Objective: Report the count of lines holding "NAME" in the records, with no other words.

Records for this exercise:
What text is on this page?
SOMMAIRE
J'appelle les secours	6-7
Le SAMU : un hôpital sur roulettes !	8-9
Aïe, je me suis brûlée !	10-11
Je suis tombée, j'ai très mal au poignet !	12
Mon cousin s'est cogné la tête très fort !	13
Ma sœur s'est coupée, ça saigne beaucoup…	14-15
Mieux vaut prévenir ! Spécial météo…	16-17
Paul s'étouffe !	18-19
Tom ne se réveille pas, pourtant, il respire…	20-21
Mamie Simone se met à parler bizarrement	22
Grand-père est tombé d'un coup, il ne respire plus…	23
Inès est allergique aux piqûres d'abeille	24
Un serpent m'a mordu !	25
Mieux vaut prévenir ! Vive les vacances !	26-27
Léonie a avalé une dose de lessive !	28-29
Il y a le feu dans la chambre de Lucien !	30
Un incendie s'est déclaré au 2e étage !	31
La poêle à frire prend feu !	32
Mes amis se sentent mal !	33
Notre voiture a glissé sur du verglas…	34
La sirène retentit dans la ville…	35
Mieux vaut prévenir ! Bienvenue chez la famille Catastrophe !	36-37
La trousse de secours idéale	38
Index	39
==
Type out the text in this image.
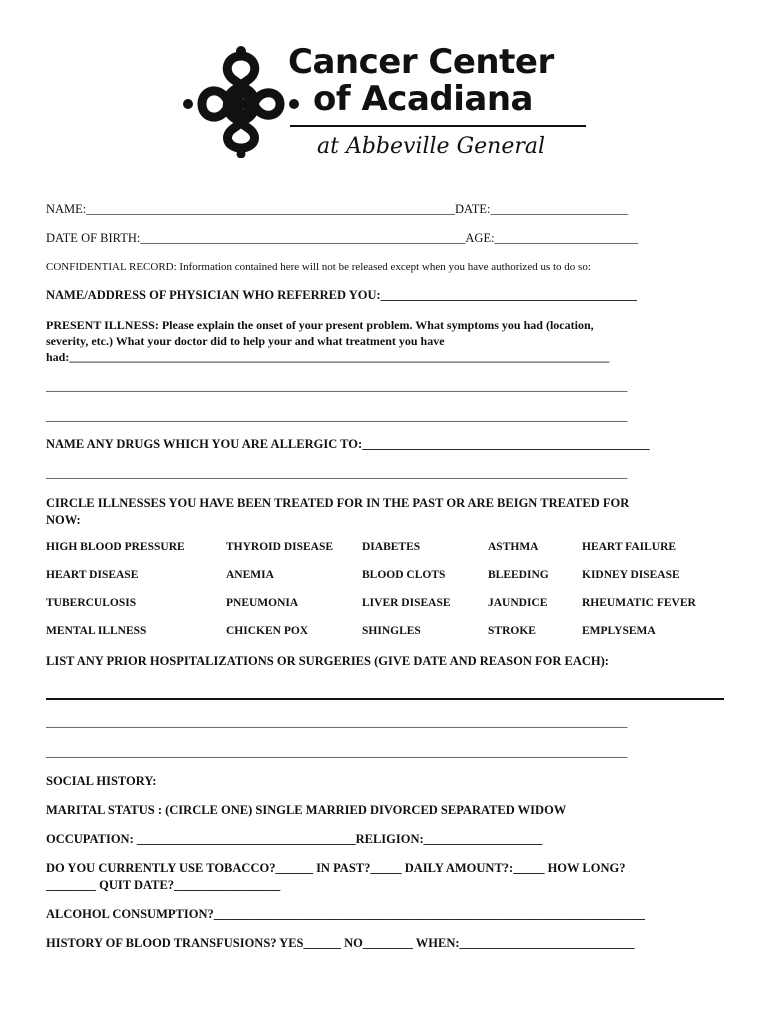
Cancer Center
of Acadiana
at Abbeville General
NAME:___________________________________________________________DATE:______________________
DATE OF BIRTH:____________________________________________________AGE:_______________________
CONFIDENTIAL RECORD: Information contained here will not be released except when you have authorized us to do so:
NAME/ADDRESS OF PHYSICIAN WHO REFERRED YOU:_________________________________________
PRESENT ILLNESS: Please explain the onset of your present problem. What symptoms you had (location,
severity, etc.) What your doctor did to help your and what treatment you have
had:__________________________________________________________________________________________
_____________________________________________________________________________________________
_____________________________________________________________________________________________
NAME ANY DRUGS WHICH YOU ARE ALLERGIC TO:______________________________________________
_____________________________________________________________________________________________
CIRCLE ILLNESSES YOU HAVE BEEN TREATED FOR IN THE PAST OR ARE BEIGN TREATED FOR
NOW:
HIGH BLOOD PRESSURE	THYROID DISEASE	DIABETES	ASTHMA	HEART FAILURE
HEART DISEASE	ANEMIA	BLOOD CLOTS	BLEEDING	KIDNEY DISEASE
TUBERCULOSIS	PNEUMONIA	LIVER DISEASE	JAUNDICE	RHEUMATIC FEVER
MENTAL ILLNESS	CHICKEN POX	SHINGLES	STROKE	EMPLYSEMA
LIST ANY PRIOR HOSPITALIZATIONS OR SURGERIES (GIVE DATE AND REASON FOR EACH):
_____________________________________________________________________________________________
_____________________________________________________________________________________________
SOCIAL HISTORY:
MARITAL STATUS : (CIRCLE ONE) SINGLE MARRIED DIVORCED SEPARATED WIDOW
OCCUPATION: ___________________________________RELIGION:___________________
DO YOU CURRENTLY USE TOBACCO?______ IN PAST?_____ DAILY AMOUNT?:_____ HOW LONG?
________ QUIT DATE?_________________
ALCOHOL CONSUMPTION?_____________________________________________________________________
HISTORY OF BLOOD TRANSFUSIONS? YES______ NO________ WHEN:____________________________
...
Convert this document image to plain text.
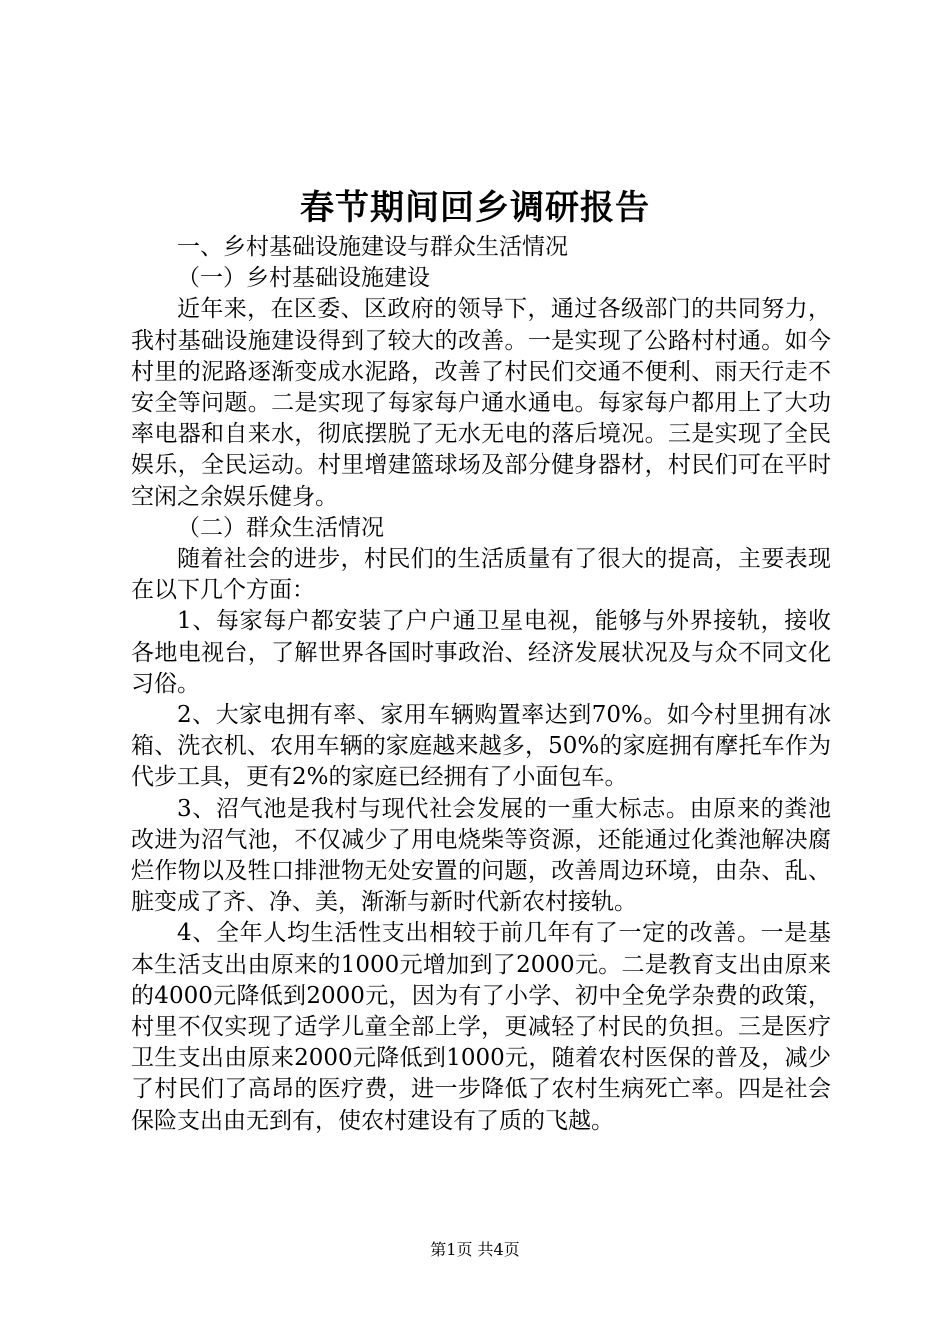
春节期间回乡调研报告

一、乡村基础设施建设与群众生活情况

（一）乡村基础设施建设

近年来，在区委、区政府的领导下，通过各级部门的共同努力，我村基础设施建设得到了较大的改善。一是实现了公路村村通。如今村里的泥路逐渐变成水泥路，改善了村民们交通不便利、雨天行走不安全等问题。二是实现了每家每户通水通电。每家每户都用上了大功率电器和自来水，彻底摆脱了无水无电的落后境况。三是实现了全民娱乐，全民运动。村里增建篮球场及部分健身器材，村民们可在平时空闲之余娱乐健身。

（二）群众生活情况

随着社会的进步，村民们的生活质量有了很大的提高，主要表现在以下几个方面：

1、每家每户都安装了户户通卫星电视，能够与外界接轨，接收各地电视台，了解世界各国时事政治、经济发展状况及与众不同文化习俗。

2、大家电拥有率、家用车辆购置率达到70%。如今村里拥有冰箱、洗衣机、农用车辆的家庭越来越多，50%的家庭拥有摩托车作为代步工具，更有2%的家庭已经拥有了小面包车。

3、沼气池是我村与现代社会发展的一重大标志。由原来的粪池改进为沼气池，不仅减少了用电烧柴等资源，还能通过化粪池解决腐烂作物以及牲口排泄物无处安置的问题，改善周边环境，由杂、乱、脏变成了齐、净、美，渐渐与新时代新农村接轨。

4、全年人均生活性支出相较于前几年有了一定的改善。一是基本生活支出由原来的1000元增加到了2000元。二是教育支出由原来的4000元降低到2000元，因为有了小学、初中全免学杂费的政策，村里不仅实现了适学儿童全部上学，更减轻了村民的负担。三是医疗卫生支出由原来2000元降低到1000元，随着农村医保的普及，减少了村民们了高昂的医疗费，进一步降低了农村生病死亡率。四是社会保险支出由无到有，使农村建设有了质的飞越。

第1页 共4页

Exercise solution: 3